= WORK REQUIRED =
Determine the number of lines that have the string "JSON" in them, and give only that number.

◇ ◇ ◇ ◇ ◇ ◇ ◇

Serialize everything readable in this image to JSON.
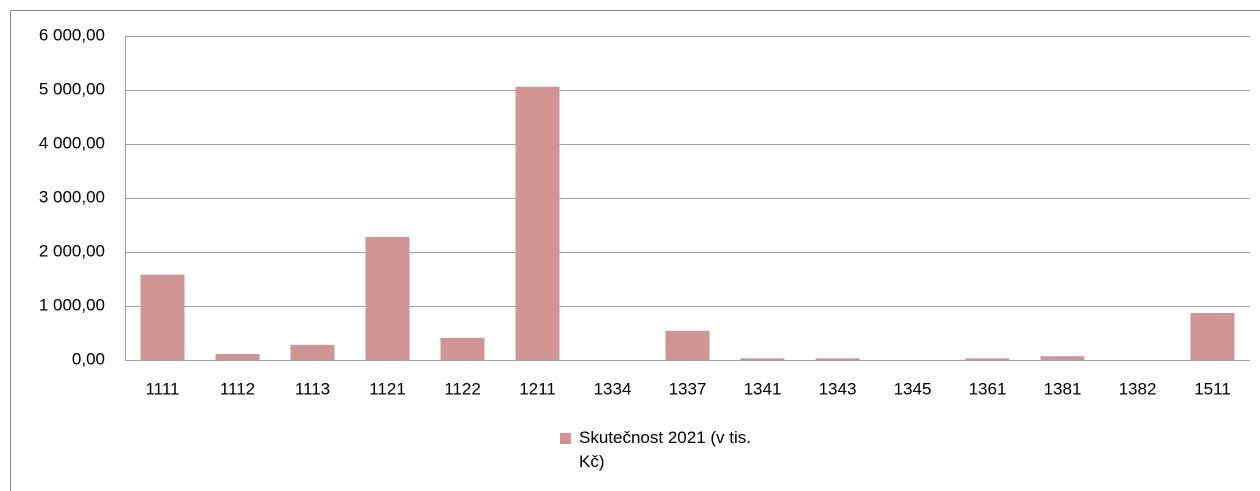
{
  "chart_data": {
    "type": "bar",
    "categories": [
      "1111",
      "1112",
      "1113",
      "1121",
      "1122",
      "1211",
      "1334",
      "1337",
      "1341",
      "1343",
      "1345",
      "1361",
      "1381",
      "1382",
      "1511"
    ],
    "series": [
      {
        "name": "Skutečnost 2021 (v tis. Kč)",
        "color": "#d09494",
        "values": [
          1580,
          110,
          280,
          2280,
          410,
          5060,
          0,
          540,
          30,
          30,
          0,
          30,
          70,
          0,
          870
        ]
      }
    ],
    "ylim": [
      0,
      6000
    ],
    "yticks": [
      {
        "value": 0,
        "label": "0,00"
      },
      {
        "value": 1000,
        "label": "1 000,00"
      },
      {
        "value": 2000,
        "label": "2 000,00"
      },
      {
        "value": 3000,
        "label": "3 000,00"
      },
      {
        "value": 4000,
        "label": "4 000,00"
      },
      {
        "value": 5000,
        "label": "5 000,00"
      },
      {
        "value": 6000,
        "label": "6 000,00"
      }
    ],
    "grid": true,
    "legend": "bottom"
  }
}
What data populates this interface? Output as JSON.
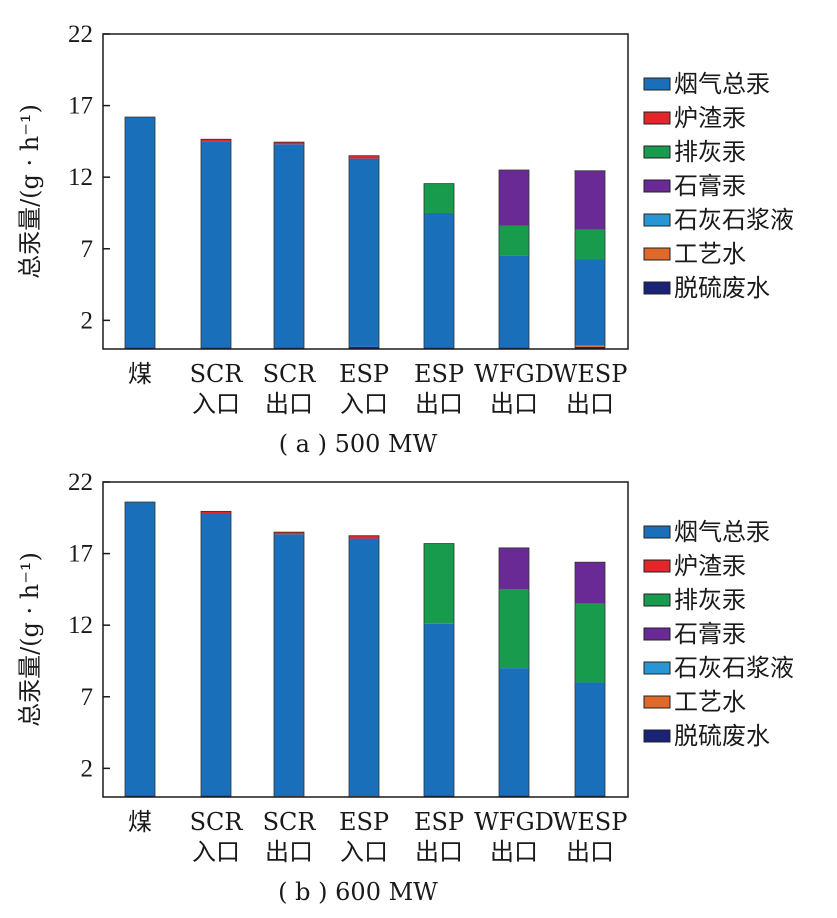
{
  "legend": [
    {
      "name": "烟气总汞",
      "color": "#1a6fba"
    },
    {
      "name": "炉渣汞",
      "color": "#e3262a"
    },
    {
      "name": "排灰汞",
      "color": "#189b4c"
    },
    {
      "name": "石膏汞",
      "color": "#6a2a96"
    },
    {
      "name": "石灰石浆液",
      "color": "#2a95d5"
    },
    {
      "name": "工艺水",
      "color": "#e0682a"
    },
    {
      "name": "脱硫废水",
      "color": "#1b2377"
    }
  ],
  "categories": [
    {
      "line1": "煤",
      "line2": ""
    },
    {
      "line1": "SCR",
      "line2": "入口"
    },
    {
      "line1": "SCR",
      "line2": "出口"
    },
    {
      "line1": "ESP",
      "line2": "入口"
    },
    {
      "line1": "ESP",
      "line2": "出口"
    },
    {
      "line1": "WFGD",
      "line2": "出口"
    },
    {
      "line1": "WESP",
      "line2": "出口"
    }
  ],
  "chart_data": [
    {
      "type": "bar",
      "stacked": true,
      "caption": "( a ) 500 MW",
      "ylabel": "总汞量/(g · h⁻¹)",
      "ylim": [
        0,
        22
      ],
      "yticks": [
        2,
        7,
        12,
        17,
        22
      ],
      "categories": [
        "煤",
        "SCR入口",
        "SCR出口",
        "ESP入口",
        "ESP出口",
        "WFGD出口",
        "WESP出口"
      ],
      "series": [
        {
          "name": "脱硫废水",
          "values": [
            0.1,
            0.1,
            0.1,
            0.15,
            0.1,
            0.1,
            0.15
          ]
        },
        {
          "name": "工艺水",
          "values": [
            0,
            0,
            0,
            0,
            0,
            0,
            0.1
          ]
        },
        {
          "name": "石灰石浆液",
          "values": [
            0,
            0,
            0,
            0,
            0,
            0,
            0
          ]
        },
        {
          "name": "烟气总汞",
          "values": [
            16.1,
            14.4,
            14.2,
            13.15,
            9.4,
            6.4,
            6.0
          ]
        },
        {
          "name": "排灰汞",
          "values": [
            0,
            0,
            0,
            0,
            2.05,
            2.1,
            2.1
          ]
        },
        {
          "name": "石膏汞",
          "values": [
            0,
            0,
            0,
            0,
            0,
            3.9,
            4.1
          ]
        },
        {
          "name": "炉渣汞",
          "values": [
            0,
            0.15,
            0.15,
            0.2,
            0,
            0,
            0
          ]
        }
      ]
    },
    {
      "type": "bar",
      "stacked": true,
      "caption": "( b ) 600 MW",
      "ylabel": "总汞量/(g · h⁻¹)",
      "ylim": [
        0,
        22
      ],
      "yticks": [
        2,
        7,
        12,
        17,
        22
      ],
      "categories": [
        "煤",
        "SCR入口",
        "SCR出口",
        "ESP入口",
        "ESP出口",
        "WFGD出口",
        "WESP出口"
      ],
      "series": [
        {
          "name": "脱硫废水",
          "values": [
            0.1,
            0.1,
            0.05,
            0.05,
            0.1,
            0.1,
            0.1
          ]
        },
        {
          "name": "工艺水",
          "values": [
            0,
            0,
            0,
            0,
            0,
            0,
            0
          ]
        },
        {
          "name": "石灰石浆液",
          "values": [
            0,
            0,
            0,
            0,
            0,
            0,
            0
          ]
        },
        {
          "name": "烟气总汞",
          "values": [
            20.5,
            19.7,
            18.3,
            18.0,
            12.0,
            8.9,
            7.9
          ]
        },
        {
          "name": "排灰汞",
          "values": [
            0,
            0,
            0,
            0,
            5.6,
            5.5,
            5.5
          ]
        },
        {
          "name": "石膏汞",
          "values": [
            0,
            0,
            0,
            0,
            0,
            2.9,
            2.9
          ]
        },
        {
          "name": "炉渣汞",
          "values": [
            0,
            0.15,
            0.15,
            0.2,
            0,
            0,
            0
          ]
        }
      ]
    }
  ]
}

◇ ◇ ◇ ◇ ◇ ◇ ◇

= COMPLETE OUTPUT =
2